* [Dataset records]
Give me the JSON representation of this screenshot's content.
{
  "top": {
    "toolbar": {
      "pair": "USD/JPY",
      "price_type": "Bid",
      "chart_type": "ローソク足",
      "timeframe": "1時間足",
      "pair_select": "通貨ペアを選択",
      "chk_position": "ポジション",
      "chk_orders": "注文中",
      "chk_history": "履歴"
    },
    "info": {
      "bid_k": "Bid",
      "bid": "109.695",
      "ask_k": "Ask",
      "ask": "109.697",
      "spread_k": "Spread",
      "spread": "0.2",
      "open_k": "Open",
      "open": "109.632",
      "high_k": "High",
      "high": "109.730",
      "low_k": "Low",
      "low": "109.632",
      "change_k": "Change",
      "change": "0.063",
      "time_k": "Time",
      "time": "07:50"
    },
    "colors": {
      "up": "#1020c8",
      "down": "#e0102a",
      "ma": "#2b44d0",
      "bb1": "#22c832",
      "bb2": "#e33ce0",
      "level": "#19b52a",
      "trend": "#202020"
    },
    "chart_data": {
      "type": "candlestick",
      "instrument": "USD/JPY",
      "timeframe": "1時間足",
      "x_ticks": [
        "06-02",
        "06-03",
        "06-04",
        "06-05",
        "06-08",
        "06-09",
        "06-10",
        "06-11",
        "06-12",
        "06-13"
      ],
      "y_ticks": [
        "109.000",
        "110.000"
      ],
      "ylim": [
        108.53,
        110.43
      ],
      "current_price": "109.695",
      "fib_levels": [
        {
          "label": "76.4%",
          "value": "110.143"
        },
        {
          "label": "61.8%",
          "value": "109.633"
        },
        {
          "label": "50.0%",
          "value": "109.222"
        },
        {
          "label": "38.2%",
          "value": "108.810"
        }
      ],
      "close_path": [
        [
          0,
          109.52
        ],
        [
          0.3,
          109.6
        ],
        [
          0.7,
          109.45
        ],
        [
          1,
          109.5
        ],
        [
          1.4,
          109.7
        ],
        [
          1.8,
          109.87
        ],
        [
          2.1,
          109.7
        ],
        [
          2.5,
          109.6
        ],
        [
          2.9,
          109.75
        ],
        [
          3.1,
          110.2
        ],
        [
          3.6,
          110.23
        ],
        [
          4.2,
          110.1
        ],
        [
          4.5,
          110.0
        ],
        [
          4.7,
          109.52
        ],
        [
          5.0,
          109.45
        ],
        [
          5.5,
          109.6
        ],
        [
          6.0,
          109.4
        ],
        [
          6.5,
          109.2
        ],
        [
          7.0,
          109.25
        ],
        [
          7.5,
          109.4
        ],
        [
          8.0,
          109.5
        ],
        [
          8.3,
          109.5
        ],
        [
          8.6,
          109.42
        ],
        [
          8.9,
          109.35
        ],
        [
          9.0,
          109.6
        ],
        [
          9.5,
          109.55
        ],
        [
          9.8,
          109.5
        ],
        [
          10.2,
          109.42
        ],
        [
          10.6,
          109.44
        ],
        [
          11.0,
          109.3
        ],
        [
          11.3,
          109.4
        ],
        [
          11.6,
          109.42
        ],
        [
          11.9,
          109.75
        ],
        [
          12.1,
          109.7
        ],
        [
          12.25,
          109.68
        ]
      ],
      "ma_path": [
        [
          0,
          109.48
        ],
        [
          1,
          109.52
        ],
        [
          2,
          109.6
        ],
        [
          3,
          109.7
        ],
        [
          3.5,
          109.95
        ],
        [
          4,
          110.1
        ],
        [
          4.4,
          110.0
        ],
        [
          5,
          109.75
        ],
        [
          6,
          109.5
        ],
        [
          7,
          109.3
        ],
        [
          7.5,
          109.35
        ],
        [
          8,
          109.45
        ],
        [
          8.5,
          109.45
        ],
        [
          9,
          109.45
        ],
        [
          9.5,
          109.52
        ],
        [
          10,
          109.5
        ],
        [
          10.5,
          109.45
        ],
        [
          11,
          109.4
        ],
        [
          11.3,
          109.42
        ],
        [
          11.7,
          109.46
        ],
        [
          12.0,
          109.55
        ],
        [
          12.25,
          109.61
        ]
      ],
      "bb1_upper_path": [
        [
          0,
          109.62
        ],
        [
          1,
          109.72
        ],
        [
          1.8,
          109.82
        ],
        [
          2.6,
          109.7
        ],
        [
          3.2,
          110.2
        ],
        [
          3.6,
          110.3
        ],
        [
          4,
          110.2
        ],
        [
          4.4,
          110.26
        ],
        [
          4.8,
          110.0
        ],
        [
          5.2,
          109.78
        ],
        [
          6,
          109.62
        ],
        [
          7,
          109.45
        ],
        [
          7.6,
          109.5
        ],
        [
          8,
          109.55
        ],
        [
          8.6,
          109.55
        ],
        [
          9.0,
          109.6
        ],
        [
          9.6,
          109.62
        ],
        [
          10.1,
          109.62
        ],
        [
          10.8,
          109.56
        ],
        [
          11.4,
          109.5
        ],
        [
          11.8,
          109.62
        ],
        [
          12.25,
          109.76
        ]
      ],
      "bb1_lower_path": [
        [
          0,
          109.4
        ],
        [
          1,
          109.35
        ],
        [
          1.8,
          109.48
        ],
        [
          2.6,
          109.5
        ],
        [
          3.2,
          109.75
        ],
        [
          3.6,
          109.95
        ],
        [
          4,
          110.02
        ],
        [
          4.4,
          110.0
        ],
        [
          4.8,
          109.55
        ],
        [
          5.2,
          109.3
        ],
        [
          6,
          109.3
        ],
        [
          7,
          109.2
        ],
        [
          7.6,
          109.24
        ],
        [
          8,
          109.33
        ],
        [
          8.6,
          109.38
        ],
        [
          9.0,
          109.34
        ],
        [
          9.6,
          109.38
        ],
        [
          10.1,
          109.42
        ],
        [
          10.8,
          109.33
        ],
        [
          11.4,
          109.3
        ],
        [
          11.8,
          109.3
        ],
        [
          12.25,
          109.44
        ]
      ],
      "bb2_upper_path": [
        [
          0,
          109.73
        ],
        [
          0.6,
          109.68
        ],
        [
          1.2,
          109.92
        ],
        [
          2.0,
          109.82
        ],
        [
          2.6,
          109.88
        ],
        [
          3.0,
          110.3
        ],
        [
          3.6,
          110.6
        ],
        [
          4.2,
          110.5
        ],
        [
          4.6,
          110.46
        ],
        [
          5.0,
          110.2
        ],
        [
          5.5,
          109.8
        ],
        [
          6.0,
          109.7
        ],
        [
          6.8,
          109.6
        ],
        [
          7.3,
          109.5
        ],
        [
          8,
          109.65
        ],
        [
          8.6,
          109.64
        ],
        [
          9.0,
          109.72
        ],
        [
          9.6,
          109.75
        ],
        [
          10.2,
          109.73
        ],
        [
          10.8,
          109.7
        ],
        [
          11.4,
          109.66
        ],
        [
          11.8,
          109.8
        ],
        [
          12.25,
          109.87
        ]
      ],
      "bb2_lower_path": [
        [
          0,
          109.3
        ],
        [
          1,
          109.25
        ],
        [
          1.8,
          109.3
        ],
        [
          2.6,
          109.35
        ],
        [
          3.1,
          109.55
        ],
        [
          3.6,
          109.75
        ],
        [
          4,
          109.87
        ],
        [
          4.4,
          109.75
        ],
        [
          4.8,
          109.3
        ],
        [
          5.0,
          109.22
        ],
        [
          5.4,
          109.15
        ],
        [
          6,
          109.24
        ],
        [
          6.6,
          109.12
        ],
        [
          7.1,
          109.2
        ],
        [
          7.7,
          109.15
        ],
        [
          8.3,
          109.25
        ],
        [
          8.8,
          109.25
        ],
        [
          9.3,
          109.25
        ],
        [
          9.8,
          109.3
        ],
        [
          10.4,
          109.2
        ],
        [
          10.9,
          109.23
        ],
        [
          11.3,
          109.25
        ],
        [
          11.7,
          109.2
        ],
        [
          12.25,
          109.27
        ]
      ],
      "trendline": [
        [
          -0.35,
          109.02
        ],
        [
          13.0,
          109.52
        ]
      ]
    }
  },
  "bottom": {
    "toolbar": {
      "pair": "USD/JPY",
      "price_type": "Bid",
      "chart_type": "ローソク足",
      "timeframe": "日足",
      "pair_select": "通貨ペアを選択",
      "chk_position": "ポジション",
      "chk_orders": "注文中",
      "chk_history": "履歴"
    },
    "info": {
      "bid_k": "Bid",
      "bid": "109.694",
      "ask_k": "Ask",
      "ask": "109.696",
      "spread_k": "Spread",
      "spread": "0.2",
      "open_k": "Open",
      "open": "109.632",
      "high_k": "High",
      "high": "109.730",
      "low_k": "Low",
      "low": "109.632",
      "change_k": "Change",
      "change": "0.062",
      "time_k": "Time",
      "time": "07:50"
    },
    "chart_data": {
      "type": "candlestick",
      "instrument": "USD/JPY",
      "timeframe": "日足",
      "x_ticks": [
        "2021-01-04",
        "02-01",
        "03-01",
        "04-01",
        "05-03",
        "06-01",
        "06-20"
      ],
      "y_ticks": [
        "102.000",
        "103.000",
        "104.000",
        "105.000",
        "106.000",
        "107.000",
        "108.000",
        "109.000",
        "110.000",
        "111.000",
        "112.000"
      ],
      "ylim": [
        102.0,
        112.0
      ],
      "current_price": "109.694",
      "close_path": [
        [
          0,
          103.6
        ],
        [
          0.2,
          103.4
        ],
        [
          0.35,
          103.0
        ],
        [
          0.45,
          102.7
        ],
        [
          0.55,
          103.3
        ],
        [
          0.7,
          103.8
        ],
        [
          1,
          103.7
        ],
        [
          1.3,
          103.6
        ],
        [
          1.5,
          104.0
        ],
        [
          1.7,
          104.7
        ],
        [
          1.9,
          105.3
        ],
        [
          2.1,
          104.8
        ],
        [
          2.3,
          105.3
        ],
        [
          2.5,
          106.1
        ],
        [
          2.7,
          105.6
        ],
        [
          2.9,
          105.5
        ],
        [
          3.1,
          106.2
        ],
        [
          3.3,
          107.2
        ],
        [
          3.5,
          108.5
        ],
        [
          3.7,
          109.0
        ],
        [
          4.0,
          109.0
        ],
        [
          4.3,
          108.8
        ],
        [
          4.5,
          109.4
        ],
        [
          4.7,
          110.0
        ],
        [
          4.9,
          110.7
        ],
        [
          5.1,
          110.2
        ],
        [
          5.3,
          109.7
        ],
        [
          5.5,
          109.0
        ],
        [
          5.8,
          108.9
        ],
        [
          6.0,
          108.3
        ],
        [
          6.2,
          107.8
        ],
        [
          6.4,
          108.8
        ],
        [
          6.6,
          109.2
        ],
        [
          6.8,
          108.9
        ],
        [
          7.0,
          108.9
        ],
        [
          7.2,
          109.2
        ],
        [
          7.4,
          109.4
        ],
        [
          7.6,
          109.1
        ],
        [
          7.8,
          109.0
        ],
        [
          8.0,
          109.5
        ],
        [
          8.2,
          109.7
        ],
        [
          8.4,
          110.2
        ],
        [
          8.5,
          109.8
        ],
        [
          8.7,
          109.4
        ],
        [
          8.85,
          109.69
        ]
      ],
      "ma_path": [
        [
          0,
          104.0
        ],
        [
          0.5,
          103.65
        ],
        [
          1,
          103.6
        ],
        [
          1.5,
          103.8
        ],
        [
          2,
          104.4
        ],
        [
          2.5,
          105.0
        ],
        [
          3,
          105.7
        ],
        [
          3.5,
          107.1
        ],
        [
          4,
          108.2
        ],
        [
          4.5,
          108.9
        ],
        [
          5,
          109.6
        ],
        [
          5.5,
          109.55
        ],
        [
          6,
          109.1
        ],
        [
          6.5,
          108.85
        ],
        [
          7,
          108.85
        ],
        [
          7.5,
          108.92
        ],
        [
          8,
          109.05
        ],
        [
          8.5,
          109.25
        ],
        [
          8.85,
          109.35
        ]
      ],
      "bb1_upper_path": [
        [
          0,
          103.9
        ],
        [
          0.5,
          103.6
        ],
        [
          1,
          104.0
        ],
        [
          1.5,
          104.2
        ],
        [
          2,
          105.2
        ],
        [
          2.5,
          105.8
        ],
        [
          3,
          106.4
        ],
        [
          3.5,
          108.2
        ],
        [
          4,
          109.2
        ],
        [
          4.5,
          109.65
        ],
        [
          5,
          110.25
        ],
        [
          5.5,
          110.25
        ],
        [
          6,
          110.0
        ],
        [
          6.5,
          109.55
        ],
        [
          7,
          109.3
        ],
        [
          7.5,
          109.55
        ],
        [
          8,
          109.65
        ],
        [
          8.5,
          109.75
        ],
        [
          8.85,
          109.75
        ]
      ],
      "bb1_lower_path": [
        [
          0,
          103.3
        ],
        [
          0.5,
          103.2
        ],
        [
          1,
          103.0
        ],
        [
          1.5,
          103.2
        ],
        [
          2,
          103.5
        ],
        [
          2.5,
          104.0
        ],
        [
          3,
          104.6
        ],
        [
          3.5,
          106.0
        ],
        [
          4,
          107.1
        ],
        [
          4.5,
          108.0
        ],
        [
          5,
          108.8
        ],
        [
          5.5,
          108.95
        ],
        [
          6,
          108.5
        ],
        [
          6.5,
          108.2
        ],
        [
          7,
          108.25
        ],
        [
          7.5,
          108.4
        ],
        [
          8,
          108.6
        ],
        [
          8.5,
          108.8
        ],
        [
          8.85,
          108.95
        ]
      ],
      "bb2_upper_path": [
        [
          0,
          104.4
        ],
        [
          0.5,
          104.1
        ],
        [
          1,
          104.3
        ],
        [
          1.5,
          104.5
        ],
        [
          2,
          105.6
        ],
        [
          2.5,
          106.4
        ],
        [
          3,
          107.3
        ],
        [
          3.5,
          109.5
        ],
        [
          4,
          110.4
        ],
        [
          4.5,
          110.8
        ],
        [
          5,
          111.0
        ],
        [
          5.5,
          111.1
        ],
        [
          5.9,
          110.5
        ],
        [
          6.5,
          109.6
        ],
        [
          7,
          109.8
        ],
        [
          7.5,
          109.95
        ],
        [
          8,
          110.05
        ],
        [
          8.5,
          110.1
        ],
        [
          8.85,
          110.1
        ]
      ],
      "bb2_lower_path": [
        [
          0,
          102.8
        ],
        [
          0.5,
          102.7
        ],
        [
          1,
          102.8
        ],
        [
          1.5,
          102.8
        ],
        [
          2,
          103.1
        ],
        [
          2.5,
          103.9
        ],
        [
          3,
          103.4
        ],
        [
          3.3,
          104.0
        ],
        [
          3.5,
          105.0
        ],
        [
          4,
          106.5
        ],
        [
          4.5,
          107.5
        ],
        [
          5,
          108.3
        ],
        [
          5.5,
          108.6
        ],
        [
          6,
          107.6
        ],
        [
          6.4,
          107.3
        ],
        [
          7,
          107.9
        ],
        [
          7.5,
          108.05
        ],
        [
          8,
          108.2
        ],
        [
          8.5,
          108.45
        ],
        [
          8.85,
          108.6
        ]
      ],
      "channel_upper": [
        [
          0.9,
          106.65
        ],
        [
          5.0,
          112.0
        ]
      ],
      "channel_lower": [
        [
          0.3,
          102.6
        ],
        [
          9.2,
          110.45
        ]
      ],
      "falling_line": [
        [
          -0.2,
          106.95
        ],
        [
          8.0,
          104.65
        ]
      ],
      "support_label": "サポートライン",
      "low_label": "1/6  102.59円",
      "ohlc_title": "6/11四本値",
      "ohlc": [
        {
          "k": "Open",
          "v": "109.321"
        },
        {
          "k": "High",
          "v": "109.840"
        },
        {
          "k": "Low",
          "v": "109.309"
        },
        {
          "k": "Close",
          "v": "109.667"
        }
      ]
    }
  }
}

* [Given task] From the listing above, pick out each line where the word "value" appears.

* [Answer to this problem]
          "value": "110.143"
          "value": "109.633"
          "value": "109.222"
          "value": "108.810"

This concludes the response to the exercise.